Your goal.
Copy every line of the data below without changing a character, but leave out the pictures.

* Start Extracted data *

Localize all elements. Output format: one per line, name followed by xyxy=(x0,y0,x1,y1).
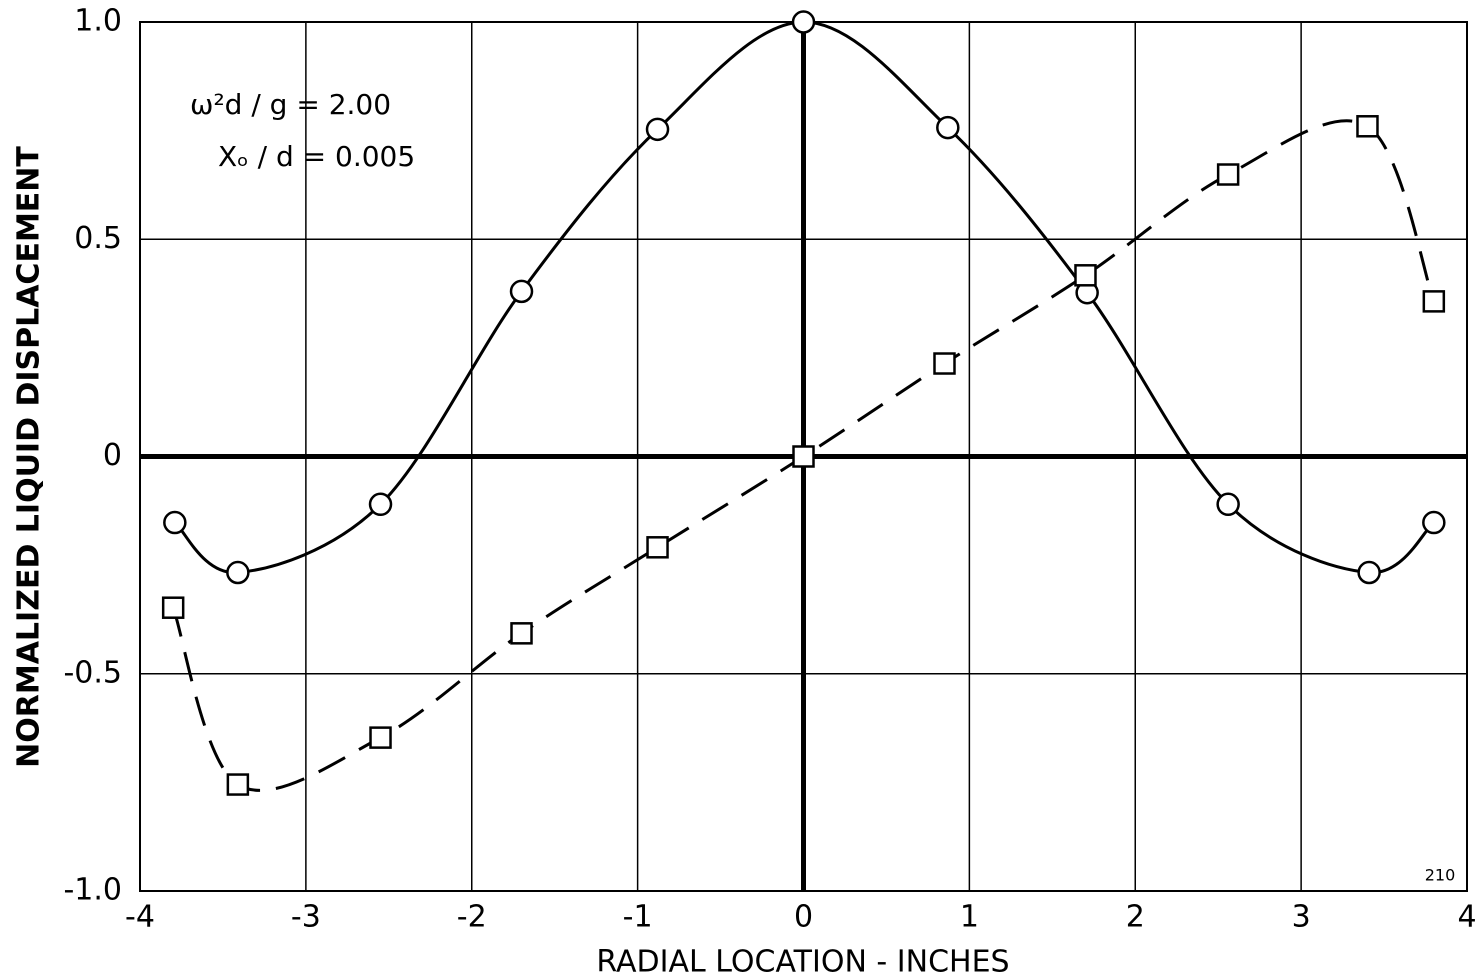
marker xyxy=(1216,163,1240,186)
marker xyxy=(226,773,250,796)
y-tick-label: -1.0 xyxy=(63,873,122,908)
marker xyxy=(933,352,956,375)
marker xyxy=(369,726,392,749)
x-tick-label: -1 xyxy=(623,900,653,935)
y-tick-label: 0 xyxy=(103,438,122,473)
y-axis-title: NORMALIZED LIQUID DISPLACEMENT xyxy=(12,146,47,768)
marker xyxy=(1422,290,1446,313)
marker xyxy=(645,117,670,142)
y-tick-label: 0.5 xyxy=(74,221,122,256)
marker xyxy=(226,560,250,585)
marker xyxy=(161,596,185,619)
marker xyxy=(1074,264,1097,287)
x-tick-label: -4 xyxy=(125,900,155,935)
x-tick-label: 1 xyxy=(960,900,979,935)
x-tick-label: 2 xyxy=(1126,900,1145,935)
marker xyxy=(1357,560,1381,585)
marker xyxy=(791,10,816,34)
marker xyxy=(1216,492,1240,517)
x-tick-label: 3 xyxy=(1292,900,1311,935)
marker xyxy=(163,510,187,535)
x-tick-label: 0 xyxy=(794,900,813,935)
marker xyxy=(510,622,533,645)
marker xyxy=(936,115,960,140)
x-axis-title: RADIAL LOCATION - INCHES xyxy=(596,945,1009,980)
marker xyxy=(368,492,393,517)
y-tick-label: -0.5 xyxy=(63,655,122,690)
marker xyxy=(1356,115,1379,138)
annotation: Xₒ / d = 0.005 xyxy=(218,140,415,173)
marker xyxy=(792,445,815,468)
y-tick-label: 1.0 xyxy=(74,4,122,39)
marker xyxy=(509,279,534,304)
figure-number: 210 xyxy=(1425,866,1456,885)
marker xyxy=(646,536,669,559)
x-tick-label: -2 xyxy=(457,900,487,935)
x-tick-label: -3 xyxy=(291,900,321,935)
x-tick-label: 4 xyxy=(1457,900,1476,935)
marker xyxy=(1422,510,1446,535)
annotation: ω²d / g = 2.00 xyxy=(190,88,391,121)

* End Extracted data *

Result of this task.
Localize all elements. Output format: one per line, name followed by xyxy=(x0,y0,x1,y1).
marker xyxy=(1216,163,1240,186)
marker xyxy=(226,773,250,796)
y-tick-label: -1.0 xyxy=(63,873,122,908)
marker xyxy=(933,352,956,375)
marker xyxy=(369,726,392,749)
x-tick-label: -1 xyxy=(623,900,653,935)
y-tick-label: 0 xyxy=(103,438,122,473)
y-axis-title: NORMALIZED LIQUID DISPLACEMENT xyxy=(12,146,47,768)
marker xyxy=(1422,290,1446,313)
marker xyxy=(645,117,670,142)
y-tick-label: 0.5 xyxy=(74,221,122,256)
marker xyxy=(226,560,250,585)
marker xyxy=(161,596,185,619)
marker xyxy=(1074,264,1097,287)
x-tick-label: -4 xyxy=(125,900,155,935)
x-tick-label: 1 xyxy=(960,900,979,935)
x-tick-label: 2 xyxy=(1126,900,1145,935)
marker xyxy=(1357,560,1381,585)
marker xyxy=(791,10,816,34)
marker xyxy=(1216,492,1240,517)
x-tick-label: 3 xyxy=(1292,900,1311,935)
marker xyxy=(163,510,187,535)
x-tick-label: 0 xyxy=(794,900,813,935)
marker xyxy=(510,622,533,645)
marker xyxy=(936,115,960,140)
x-axis-title: RADIAL LOCATION - INCHES xyxy=(596,945,1009,980)
marker xyxy=(368,492,393,517)
y-tick-label: -0.5 xyxy=(63,655,122,690)
marker xyxy=(1356,115,1379,138)
annotation: Xₒ / d = 0.005 xyxy=(218,140,415,173)
marker xyxy=(792,445,815,468)
y-tick-label: 1.0 xyxy=(74,4,122,39)
marker xyxy=(509,279,534,304)
figure-number: 210 xyxy=(1425,866,1456,885)
marker xyxy=(646,536,669,559)
x-tick-label: -2 xyxy=(457,900,487,935)
x-tick-label: -3 xyxy=(291,900,321,935)
x-tick-label: 4 xyxy=(1457,900,1476,935)
marker xyxy=(1422,510,1446,535)
annotation: ω²d / g = 2.00 xyxy=(190,88,391,121)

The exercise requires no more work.